# Problem to work on:
Present the data once more in exactly its original form.

# Data extracted from a collection:
______

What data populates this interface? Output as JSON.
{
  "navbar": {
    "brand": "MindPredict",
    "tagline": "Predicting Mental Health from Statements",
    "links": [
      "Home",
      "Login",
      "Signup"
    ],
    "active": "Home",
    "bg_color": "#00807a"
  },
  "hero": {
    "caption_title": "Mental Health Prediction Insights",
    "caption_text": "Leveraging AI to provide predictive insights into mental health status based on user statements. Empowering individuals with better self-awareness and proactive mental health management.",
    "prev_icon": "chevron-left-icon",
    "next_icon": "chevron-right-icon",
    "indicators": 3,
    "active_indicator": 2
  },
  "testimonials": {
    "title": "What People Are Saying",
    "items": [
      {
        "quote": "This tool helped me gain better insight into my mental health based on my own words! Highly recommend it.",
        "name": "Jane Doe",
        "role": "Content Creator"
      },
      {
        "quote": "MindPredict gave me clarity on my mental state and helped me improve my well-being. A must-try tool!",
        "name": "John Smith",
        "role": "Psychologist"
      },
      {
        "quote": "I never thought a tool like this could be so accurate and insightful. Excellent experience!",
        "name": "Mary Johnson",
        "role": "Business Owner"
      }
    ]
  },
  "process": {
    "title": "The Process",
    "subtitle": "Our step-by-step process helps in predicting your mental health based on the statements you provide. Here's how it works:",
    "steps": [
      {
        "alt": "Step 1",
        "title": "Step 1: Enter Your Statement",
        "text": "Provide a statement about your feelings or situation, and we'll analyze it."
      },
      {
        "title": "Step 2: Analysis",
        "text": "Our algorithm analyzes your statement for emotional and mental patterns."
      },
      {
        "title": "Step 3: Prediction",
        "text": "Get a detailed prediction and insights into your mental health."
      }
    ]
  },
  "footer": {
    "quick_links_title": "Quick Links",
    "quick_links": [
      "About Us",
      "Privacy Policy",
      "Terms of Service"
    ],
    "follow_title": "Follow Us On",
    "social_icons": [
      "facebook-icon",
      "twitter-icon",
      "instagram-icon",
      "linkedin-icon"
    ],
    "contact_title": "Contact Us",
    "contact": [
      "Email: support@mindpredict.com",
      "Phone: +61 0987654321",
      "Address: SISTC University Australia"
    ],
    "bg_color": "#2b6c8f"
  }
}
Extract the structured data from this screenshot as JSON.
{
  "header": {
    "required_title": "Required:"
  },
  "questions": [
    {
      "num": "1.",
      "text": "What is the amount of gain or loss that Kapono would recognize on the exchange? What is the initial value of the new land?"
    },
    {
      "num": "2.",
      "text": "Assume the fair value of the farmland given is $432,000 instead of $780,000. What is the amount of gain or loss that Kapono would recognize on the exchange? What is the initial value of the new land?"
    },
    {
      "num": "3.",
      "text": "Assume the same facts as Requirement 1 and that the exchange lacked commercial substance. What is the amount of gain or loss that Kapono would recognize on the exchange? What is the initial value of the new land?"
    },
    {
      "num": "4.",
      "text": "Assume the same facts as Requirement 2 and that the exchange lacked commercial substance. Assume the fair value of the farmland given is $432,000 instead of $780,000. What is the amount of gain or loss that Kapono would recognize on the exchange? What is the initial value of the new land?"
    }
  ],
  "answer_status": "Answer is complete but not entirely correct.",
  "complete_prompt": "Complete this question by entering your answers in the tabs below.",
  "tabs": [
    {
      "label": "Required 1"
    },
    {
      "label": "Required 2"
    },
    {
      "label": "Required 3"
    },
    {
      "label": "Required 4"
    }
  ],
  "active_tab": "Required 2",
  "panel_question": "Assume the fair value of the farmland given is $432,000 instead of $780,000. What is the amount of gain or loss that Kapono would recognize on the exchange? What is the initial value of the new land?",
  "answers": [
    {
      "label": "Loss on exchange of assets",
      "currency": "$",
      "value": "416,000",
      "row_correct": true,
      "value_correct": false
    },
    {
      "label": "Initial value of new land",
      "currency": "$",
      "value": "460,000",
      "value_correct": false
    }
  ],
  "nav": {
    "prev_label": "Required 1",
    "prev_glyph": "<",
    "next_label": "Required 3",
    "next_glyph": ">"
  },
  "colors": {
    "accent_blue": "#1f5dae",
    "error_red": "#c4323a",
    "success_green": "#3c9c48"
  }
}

______

# Task solution:
What data populates this interface? Output as JSON.
{
  "navbar": {
    "brand": "MindPredict",
    "tagline": "Predicting Mental Health from Statements",
    "links": [
      "Home",
      "Login",
      "Signup"
    ],
    "active": "Home",
    "bg_color": "#00807a"
  },
  "hero": {
    "caption_title": "Mental Health Prediction Insights",
    "caption_text": "Leveraging AI to provide predictive insights into mental health status based on user statements. Empowering individuals with better self-awareness and proactive mental health management.",
    "prev_icon": "chevron-left-icon",
    "next_icon": "chevron-right-icon",
    "indicators": 3,
    "active_indicator": 2
  },
  "testimonials": {
    "title": "What People Are Saying",
    "items": [
      {
        "quote": "This tool helped me gain better insight into my mental health based on my own words! Highly recommend it.",
        "name": "Jane Doe",
        "role": "Content Creator"
      },
      {
        "quote": "MindPredict gave me clarity on my mental state and helped me improve my well-being. A must-try tool!",
        "name": "John Smith",
        "role": "Psychologist"
      },
      {
        "quote": "I never thought a tool like this could be so accurate and insightful. Excellent experience!",
        "name": "Mary Johnson",
        "role": "Business Owner"
      }
    ]
  },
  "process": {
    "title": "The Process",
    "subtitle": "Our step-by-step process helps in predicting your mental health based on the statements you provide. Here's how it works:",
    "steps": [
      {
        "alt": "Step 1",
        "title": "Step 1: Enter Your Statement",
        "text": "Provide a statement about your feelings or situation, and we'll analyze it."
      },
      {
        "title": "Step 2: Analysis",
        "text": "Our algorithm analyzes your statement for emotional and mental patterns."
      },
      {
        "title": "Step 3: Prediction",
        "text": "Get a detailed prediction and insights into your mental health."
      }
    ]
  },
  "footer": {
    "quick_links_title": "Quick Links",
    "quick_links": [
      "About Us",
      "Privacy Policy",
      "Terms of Service"
    ],
    "follow_title": "Follow Us On",
    "social_icons": [
      "facebook-icon",
      "twitter-icon",
      "instagram-icon",
      "linkedin-icon"
    ],
    "contact_title": "Contact Us",
    "contact": [
      "Email: support@mindpredict.com",
      "Phone: +61 0987654321",
      "Address: SISTC University Australia"
    ],
    "bg_color": "#2b6c8f"
  }
}
Extract the structured data from this screenshot as JSON.
{
  "header": {
    "required_title": "Required:"
  },
  "questions": [
    {
      "num": "1.",
      "text": "What is the amount of gain or loss that Kapono would recognize on the exchange? What is the initial value of the new land?"
    },
    {
      "num": "2.",
      "text": "Assume the fair value of the farmland given is $432,000 instead of $780,000. What is the amount of gain or loss that Kapono would recognize on the exchange? What is the initial value of the new land?"
    },
    {
      "num": "3.",
      "text": "Assume the same facts as Requirement 1 and that the exchange lacked commercial substance. What is the amount of gain or loss that Kapono would recognize on the exchange? What is the initial value of the new land?"
    },
    {
      "num": "4.",
      "text": "Assume the same facts as Requirement 2 and that the exchange lacked commercial substance. Assume the fair value of the farmland given is $432,000 instead of $780,000. What is the amount of gain or loss that Kapono would recognize on the exchange? What is the initial value of the new land?"
    }
  ],
  "answer_status": "Answer is complete but not entirely correct.",
  "complete_prompt": "Complete this question by entering your answers in the tabs below.",
  "tabs": [
    {
      "label": "Required 1"
    },
    {
      "label": "Required 2"
    },
    {
      "label": "Required 3"
    },
    {
      "label": "Required 4"
    }
  ],
  "active_tab": "Required 2",
  "panel_question": "Assume the fair value of the farmland given is $432,000 instead of $780,000. What is the amount of gain or loss that Kapono would recognize on the exchange? What is the initial value of the new land?",
  "answers": [
    {
      "label": "Loss on exchange of assets",
      "currency": "$",
      "value": "416,000",
      "row_correct": true,
      "value_correct": false
    },
    {
      "label": "Initial value of new land",
      "currency": "$",
      "value": "460,000",
      "value_correct": false
    }
  ],
  "nav": {
    "prev_label": "Required 1",
    "prev_glyph": "<",
    "next_label": "Required 3",
    "next_glyph": ">"
  },
  "colors": {
    "accent_blue": "#1f5dae",
    "error_red": "#c4323a",
    "success_green": "#3c9c48"
  }
}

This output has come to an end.